● CHALLENGE
Look at the entries below and reproduce them exactly.
━━━ MATERIAL PROVIDED
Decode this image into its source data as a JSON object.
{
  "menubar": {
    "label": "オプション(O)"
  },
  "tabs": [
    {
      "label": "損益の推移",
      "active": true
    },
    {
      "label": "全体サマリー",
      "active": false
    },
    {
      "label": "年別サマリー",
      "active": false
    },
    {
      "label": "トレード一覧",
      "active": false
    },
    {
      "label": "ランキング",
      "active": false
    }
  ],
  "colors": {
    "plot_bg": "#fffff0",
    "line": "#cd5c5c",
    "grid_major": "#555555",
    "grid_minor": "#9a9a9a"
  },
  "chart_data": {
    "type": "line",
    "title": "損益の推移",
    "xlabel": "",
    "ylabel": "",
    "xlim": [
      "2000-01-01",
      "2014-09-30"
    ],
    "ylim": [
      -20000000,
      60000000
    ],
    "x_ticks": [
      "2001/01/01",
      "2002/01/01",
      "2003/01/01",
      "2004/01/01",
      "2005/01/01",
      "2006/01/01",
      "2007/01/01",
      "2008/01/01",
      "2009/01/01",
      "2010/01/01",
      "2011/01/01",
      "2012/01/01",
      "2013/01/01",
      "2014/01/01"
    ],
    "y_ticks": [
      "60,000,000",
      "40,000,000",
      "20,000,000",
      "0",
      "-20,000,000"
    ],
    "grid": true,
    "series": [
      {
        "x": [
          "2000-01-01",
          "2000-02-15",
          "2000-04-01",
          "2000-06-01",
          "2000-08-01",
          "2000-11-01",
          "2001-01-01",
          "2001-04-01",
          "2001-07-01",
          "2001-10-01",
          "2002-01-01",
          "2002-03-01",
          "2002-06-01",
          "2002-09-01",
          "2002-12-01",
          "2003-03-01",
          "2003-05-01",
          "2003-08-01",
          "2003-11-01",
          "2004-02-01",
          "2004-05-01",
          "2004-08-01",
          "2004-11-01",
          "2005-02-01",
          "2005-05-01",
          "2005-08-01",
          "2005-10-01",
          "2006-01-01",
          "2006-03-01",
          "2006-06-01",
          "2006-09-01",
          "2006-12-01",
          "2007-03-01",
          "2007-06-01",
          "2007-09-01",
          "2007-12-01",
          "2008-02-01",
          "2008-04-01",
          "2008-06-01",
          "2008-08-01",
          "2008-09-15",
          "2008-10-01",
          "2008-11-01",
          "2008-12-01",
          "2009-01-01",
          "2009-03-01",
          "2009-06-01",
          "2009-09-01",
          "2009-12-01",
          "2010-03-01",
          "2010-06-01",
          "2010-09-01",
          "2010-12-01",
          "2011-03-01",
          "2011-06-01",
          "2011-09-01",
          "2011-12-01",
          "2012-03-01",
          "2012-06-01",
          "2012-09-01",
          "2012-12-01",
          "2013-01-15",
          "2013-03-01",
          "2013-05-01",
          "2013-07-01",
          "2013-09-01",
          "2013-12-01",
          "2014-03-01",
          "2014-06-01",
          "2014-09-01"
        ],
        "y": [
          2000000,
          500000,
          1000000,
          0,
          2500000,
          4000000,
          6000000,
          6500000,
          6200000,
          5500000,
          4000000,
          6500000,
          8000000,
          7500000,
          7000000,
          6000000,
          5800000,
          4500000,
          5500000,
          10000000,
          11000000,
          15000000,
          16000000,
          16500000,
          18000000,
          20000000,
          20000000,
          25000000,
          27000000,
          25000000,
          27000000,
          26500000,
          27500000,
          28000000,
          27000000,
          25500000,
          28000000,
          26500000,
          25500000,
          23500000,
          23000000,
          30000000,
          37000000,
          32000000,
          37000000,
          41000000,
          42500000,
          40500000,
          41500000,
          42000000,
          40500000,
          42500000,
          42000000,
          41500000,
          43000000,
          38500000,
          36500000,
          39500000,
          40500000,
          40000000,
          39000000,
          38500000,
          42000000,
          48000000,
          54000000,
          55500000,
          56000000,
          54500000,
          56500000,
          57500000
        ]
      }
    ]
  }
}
━━━━━━
● OUTPUT FOR THIS TASK
Decode this image into its source data as a JSON object.
{
  "menubar": {
    "label": "オプション(O)"
  },
  "tabs": [
    {
      "label": "損益の推移",
      "active": true
    },
    {
      "label": "全体サマリー",
      "active": false
    },
    {
      "label": "年別サマリー",
      "active": false
    },
    {
      "label": "トレード一覧",
      "active": false
    },
    {
      "label": "ランキング",
      "active": false
    }
  ],
  "colors": {
    "plot_bg": "#fffff0",
    "line": "#cd5c5c",
    "grid_major": "#555555",
    "grid_minor": "#9a9a9a"
  },
  "chart_data": {
    "type": "line",
    "title": "損益の推移",
    "xlabel": "",
    "ylabel": "",
    "xlim": [
      "2000-01-01",
      "2014-09-30"
    ],
    "ylim": [
      -20000000,
      60000000
    ],
    "x_ticks": [
      "2001/01/01",
      "2002/01/01",
      "2003/01/01",
      "2004/01/01",
      "2005/01/01",
      "2006/01/01",
      "2007/01/01",
      "2008/01/01",
      "2009/01/01",
      "2010/01/01",
      "2011/01/01",
      "2012/01/01",
      "2013/01/01",
      "2014/01/01"
    ],
    "y_ticks": [
      "60,000,000",
      "40,000,000",
      "20,000,000",
      "0",
      "-20,000,000"
    ],
    "grid": true,
    "series": [
      {
        "x": [
          "2000-01-01",
          "2000-02-15",
          "2000-04-01",
          "2000-06-01",
          "2000-08-01",
          "2000-11-01",
          "2001-01-01",
          "2001-04-01",
          "2001-07-01",
          "2001-10-01",
          "2002-01-01",
          "2002-03-01",
          "2002-06-01",
          "2002-09-01",
          "2002-12-01",
          "2003-03-01",
          "2003-05-01",
          "2003-08-01",
          "2003-11-01",
          "2004-02-01",
          "2004-05-01",
          "2004-08-01",
          "2004-11-01",
          "2005-02-01",
          "2005-05-01",
          "2005-08-01",
          "2005-10-01",
          "2006-01-01",
          "2006-03-01",
          "2006-06-01",
          "2006-09-01",
          "2006-12-01",
          "2007-03-01",
          "2007-06-01",
          "2007-09-01",
          "2007-12-01",
          "2008-02-01",
          "2008-04-01",
          "2008-06-01",
          "2008-08-01",
          "2008-09-15",
          "2008-10-01",
          "2008-11-01",
          "2008-12-01",
          "2009-01-01",
          "2009-03-01",
          "2009-06-01",
          "2009-09-01",
          "2009-12-01",
          "2010-03-01",
          "2010-06-01",
          "2010-09-01",
          "2010-12-01",
          "2011-03-01",
          "2011-06-01",
          "2011-09-01",
          "2011-12-01",
          "2012-03-01",
          "2012-06-01",
          "2012-09-01",
          "2012-12-01",
          "2013-01-15",
          "2013-03-01",
          "2013-05-01",
          "2013-07-01",
          "2013-09-01",
          "2013-12-01",
          "2014-03-01",
          "2014-06-01",
          "2014-09-01"
        ],
        "y": [
          2000000,
          500000,
          1000000,
          0,
          2500000,
          4000000,
          6000000,
          6500000,
          6200000,
          5500000,
          4000000,
          6500000,
          8000000,
          7500000,
          7000000,
          6000000,
          5800000,
          4500000,
          5500000,
          10000000,
          11000000,
          15000000,
          16000000,
          16500000,
          18000000,
          20000000,
          20000000,
          25000000,
          27000000,
          25000000,
          27000000,
          26500000,
          27500000,
          28000000,
          27000000,
          25500000,
          28000000,
          26500000,
          25500000,
          23500000,
          23000000,
          30000000,
          37000000,
          32000000,
          37000000,
          41000000,
          42500000,
          40500000,
          41500000,
          42000000,
          40500000,
          42500000,
          42000000,
          41500000,
          43000000,
          38500000,
          36500000,
          39500000,
          40500000,
          40000000,
          39000000,
          38500000,
          42000000,
          48000000,
          54000000,
          55500000,
          56000000,
          54500000,
          56500000,
          57500000
        ]
      }
    ]
  }
}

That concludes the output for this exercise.